→ **本文**:
- - -
2Dアバターの実装に合わせて、ZEPETO Studioでトゥーンシェーダーが提供されるようになりました。それに伴い、標準シェーダーや、裏面を描画するための手順が追加されています。

最新のZEPETO標準シェーダーは ZEPETO/Standardで、このシェーダーは平面メッシュの裏面を描画しません。本稿ではZEPETO/Standardシェーダーを修正して裏面を描画できるよう修正する手順を説明します。

うさぎの耳は平面メッシュで作成しているので、デフォルトでは描画されない
左: ZEPETO/Standardをそのまま使用
右: ZEPETO/Standardを改変し、裏面を描画させるシェーダーを使用

再編されたシェーダーの構造

2Dシェーダー提供と同時にシェーダーが再編され、用途ごとに名前が付いたことで、どのシェーダーを使えばよいかが分かり易くなりました。

ZEPETO提供のシェーダーファイル一覧
SkinとかHairとかEyeとか分かり易い

さらに各シェーダーは1つのファイルで完結していましたが、再編後は#includeしているシェーダーが多くなり、スマートな構成になりました。#includeって何? という話ですが、本稿で説明する範囲では、複数のシェーダーで共通している処理を使うときに参照して、毎回書かなくていいように効率化している、くらいの認識でよいです。

正確な説明は以下のページなどを参照してください。

ZEPETO/Standardシェーダー

ZEPETO/Standardシェーダーの実体はzepeto.characterパッケージ内のCloth.shaderファイルとなります。Cloth.shaderファイルをベースにして、裏面も描画するシェーダーを作成していきます。

resource-internalフォルダのCloth.shaderがZEPETO/Standardの実体

Cloth.shaderの冒頭は以下です。シェーダーの名前はZEPETO/Standardです。

Shader "ZEPETO/Standard"  {
	Properties {

		
		_Color ("Color", Color) = (1,1,1,1)
		_MainTex ("Albedo (RGB)", 2D) = "white" {}
		_Glossiness ("Smoothness", Range(0,1)) = 0.5
		_Shininess ("Shininess", Range (0.03, 1)) = 0.078125
		_BumpMap ("Normal map", 2D) = "bump" {}
:
:

ZEPETO/Standardシェーダーの裏面描画バージョンを作成する手順

基本的には前回と似たような手順で、ベースとなるシェーダーファイルを自分のUnityプロジェクトフォルダ配下に配置し、修正をかけていく手順となります。

前回はUnityの提供するStandardシェーダーをベースに改変していましたが、今回はZEPETOの提供するZEPETO/Standardシェーダーをベースに改変します。また、ZEPETO/Standardは#includeを使用しているので、参照先を修正する必要があります。順に解説します。

  1. Cloth.shaderファイルをコピーしてPJ内に配置する

  2. shaderの識別名を変更する

  3. Cull OFFを記述する

  4. #includeの参照先を修正する

1. Cloth.shaderファイルをコピーしてPJ内に配置する

zepeto.characterパッケージに含まれるCloth.shaderファイルをコピーして、Unityプロジェクト配下の任意のフォルダに貼り付けます。その後、適当なファイル名にリネームします。

下図ではUnityプロジェクト配下のAssetsフォルダの下にshadersフォルダを作成し、その中にCloth.shaderを貼り付け。その後Cloth.shaderをリネームしてCloth-culloff.shaderにしています。
- - -
[文書レイアウト検出データ]
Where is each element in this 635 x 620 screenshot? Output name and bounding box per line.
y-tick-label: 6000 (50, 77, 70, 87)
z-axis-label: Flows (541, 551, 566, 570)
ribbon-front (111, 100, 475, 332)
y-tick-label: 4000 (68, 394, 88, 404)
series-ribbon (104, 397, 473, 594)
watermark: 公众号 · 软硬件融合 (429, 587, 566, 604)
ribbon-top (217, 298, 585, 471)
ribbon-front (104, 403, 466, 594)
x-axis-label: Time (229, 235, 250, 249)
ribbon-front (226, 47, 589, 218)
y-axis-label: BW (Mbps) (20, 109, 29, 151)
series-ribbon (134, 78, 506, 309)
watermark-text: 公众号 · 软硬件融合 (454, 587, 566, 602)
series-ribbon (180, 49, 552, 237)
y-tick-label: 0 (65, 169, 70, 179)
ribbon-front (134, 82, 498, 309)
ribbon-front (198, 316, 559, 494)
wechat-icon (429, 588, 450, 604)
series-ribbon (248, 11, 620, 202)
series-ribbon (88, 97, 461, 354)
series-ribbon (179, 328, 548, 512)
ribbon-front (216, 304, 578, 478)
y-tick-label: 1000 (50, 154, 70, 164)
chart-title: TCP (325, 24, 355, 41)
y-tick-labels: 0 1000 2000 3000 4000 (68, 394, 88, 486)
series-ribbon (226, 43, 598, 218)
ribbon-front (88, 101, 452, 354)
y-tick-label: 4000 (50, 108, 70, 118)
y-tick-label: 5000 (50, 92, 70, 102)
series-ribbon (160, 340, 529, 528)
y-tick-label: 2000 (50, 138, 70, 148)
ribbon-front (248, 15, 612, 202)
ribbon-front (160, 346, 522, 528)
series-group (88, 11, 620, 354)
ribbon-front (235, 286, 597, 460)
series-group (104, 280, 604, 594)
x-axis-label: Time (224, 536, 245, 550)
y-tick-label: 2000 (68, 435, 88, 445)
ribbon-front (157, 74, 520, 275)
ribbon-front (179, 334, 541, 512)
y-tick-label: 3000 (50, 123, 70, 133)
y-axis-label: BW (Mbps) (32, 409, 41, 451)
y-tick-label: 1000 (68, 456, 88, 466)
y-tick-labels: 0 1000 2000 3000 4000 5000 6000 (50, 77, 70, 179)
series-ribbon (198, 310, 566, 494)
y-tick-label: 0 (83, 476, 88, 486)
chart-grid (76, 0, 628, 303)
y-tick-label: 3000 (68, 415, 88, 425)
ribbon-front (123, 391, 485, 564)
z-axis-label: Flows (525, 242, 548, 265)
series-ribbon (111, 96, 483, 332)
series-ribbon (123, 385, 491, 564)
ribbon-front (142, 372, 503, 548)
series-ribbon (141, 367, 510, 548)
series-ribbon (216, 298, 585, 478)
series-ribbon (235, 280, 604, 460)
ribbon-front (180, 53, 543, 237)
- - -
→ **やること**:
1. 本文によると、ZEPETO/Standardシェーダーの実体は、どのパッケージに含まれるどのファイルですか。
2. 本文で、ZEPETO/Standardシェーダーの裏面描画バージョンを作成する手順として挙げられている項目を、番号順にすべて書き出してください。
これらの記録は本文とは別の資料です。

→ **課題ごとの出力**:
1. zepeto.characterパッケージ内のCloth.shaderファイルです。

2.
1. Cloth.shaderファイルをコピーしてPJ内に配置する
2. shaderの識別名を変更する
3. Cull OFFを記述する
4. #includeの参照先を修正する